_The task_.
Please rewrite the records starting at the line containing "y-tick-label: 75 bbox=[86, 357, 101, 371]" and ending at the line containing "x-tick-label: 0.7 bbox=[660, 625, 679, 639]", with "Accuracy" replaced by "Top-1 accuracy" and everything else unchanged.

_Data extract_.
>> Begin
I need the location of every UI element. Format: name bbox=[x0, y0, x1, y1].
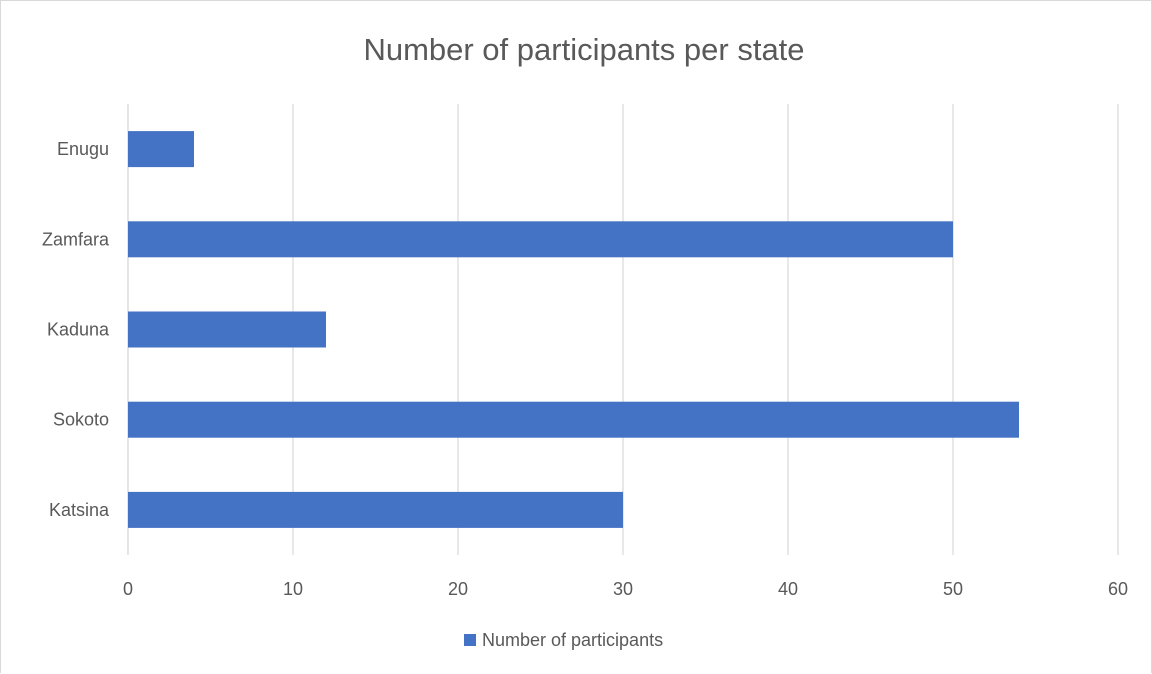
category-label-kaduna: Kaduna bbox=[47, 320, 110, 340]
x-tick-label-50: 50 bbox=[943, 579, 963, 599]
legend-label: Number of participants bbox=[482, 630, 663, 650]
chart-title: Number of participants per state bbox=[363, 32, 804, 67]
category-label-zamfara: Zamfara bbox=[42, 229, 110, 249]
category-label-katsina: Katsina bbox=[49, 500, 110, 520]
bar-sokoto bbox=[128, 401, 1019, 438]
bars bbox=[128, 131, 1019, 528]
bar-kaduna bbox=[128, 311, 326, 348]
x-tick-label-10: 10 bbox=[283, 579, 303, 599]
bar-enugu bbox=[128, 131, 194, 168]
category-label-enugu: Enugu bbox=[57, 139, 109, 159]
x-tick-labels: 0 10 20 30 40 50 60 bbox=[123, 579, 1128, 599]
legend-swatch bbox=[464, 634, 476, 646]
legend: Number of participants bbox=[464, 630, 663, 650]
x-tick-label-20: 20 bbox=[448, 579, 468, 599]
bar-katsina bbox=[128, 491, 623, 528]
x-tick-label-30: 30 bbox=[613, 579, 633, 599]
category-label-sokoto: Sokoto bbox=[53, 410, 109, 430]
x-tick-label-0: 0 bbox=[123, 579, 133, 599]
category-labels: Enugu Zamfara Kaduna Sokoto Katsina bbox=[42, 139, 110, 520]
gridlines bbox=[127, 104, 1119, 555]
x-tick-label-40: 40 bbox=[778, 579, 798, 599]
bar-zamfara bbox=[128, 221, 953, 258]
x-tick-label-60: 60 bbox=[1108, 579, 1128, 599]
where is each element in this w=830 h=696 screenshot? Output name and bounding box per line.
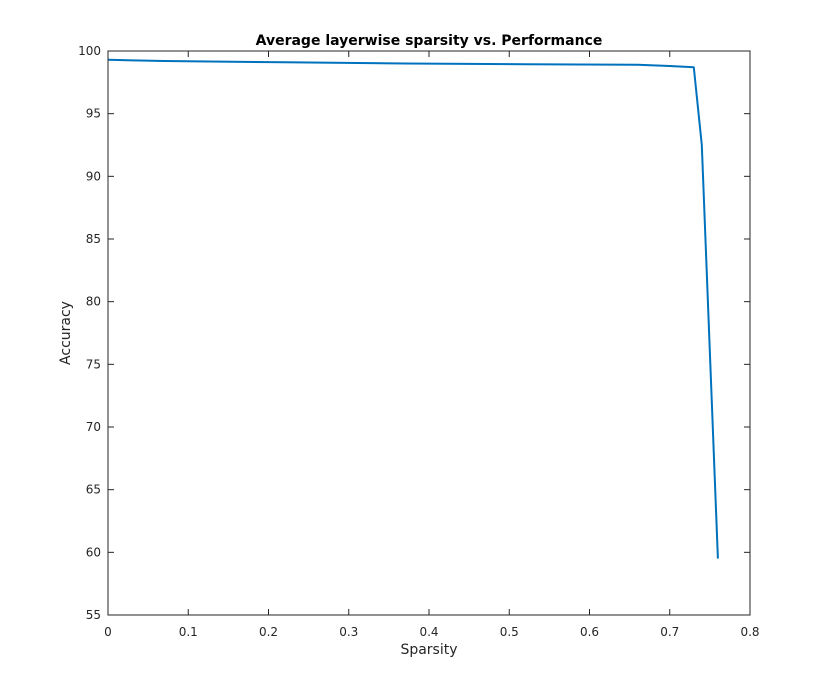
y-tick-label: 75 bbox=[86, 357, 101, 371]
x-tick-label: 0.3 bbox=[339, 625, 358, 639]
x-axis-label: Sparsity bbox=[400, 642, 457, 658]
y-tick-label: 70 bbox=[86, 420, 101, 434]
x-tick-label: 0.5 bbox=[500, 625, 519, 639]
tick-labels-layer: 0 0.1 0.2 0.3 0.4 0.5 0.6 0.7 0.8 55 60 65 70 75 80 85 9… bbox=[78, 44, 759, 639]
series-line bbox=[107, 58, 719, 559]
y-tick-label: 55 bbox=[86, 608, 101, 622]
plot-area bbox=[108, 51, 750, 615]
y-tick-label: 65 bbox=[86, 483, 101, 497]
y-axis-label: Accuracy bbox=[58, 301, 74, 365]
x-tick-label: 0 bbox=[104, 625, 112, 639]
x-tick-label: 0.2 bbox=[259, 625, 278, 639]
y-tick-label: 80 bbox=[86, 295, 101, 309]
y-tick-label: 100 bbox=[78, 44, 101, 58]
x-tick-label: 0.7 bbox=[660, 625, 679, 639]
x-tick-label: 0.6 bbox=[580, 625, 599, 639]
series-layer bbox=[107, 58, 719, 559]
plot-frame bbox=[107, 50, 751, 616]
x-tick-label: 0.4 bbox=[419, 625, 438, 639]
x-tick-label: 0.8 bbox=[740, 625, 759, 639]
y-tick-label: 95 bbox=[86, 107, 101, 121]
y-tick-label: 85 bbox=[86, 232, 101, 246]
y-tick-label: 90 bbox=[86, 169, 101, 183]
y-tick-label: 60 bbox=[86, 545, 101, 559]
x-tick-label: 0.1 bbox=[179, 625, 198, 639]
chart-title: Average layerwise sparsity vs. Performan… bbox=[256, 33, 603, 49]
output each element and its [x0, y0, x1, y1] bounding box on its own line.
>> End
_Written response_.
y-tick-label: 75 bbox=[86, 357, 101, 371]
x-tick-label: 0.3 bbox=[339, 625, 358, 639]
x-axis-label: Sparsity bbox=[400, 642, 457, 658]
y-tick-label: 70 bbox=[86, 420, 101, 434]
x-tick-label: 0.5 bbox=[500, 625, 519, 639]
tick-labels-layer: 0 0.1 0.2 0.3 0.4 0.5 0.6 0.7 0.8 55 60 65 70 75 80 85 9… bbox=[78, 44, 759, 639]
series-line bbox=[107, 58, 719, 559]
y-tick-label: 55 bbox=[86, 608, 101, 622]
plot-area bbox=[108, 51, 750, 615]
y-tick-label: 65 bbox=[86, 483, 101, 497]
y-axis-label: Top-1 accuracy bbox=[58, 301, 74, 365]
x-tick-label: 0 bbox=[104, 625, 112, 639]
x-tick-label: 0.2 bbox=[259, 625, 278, 639]
y-tick-label: 80 bbox=[86, 295, 101, 309]
y-tick-label: 100 bbox=[78, 44, 101, 58]
x-tick-label: 0.7 bbox=[660, 625, 679, 639]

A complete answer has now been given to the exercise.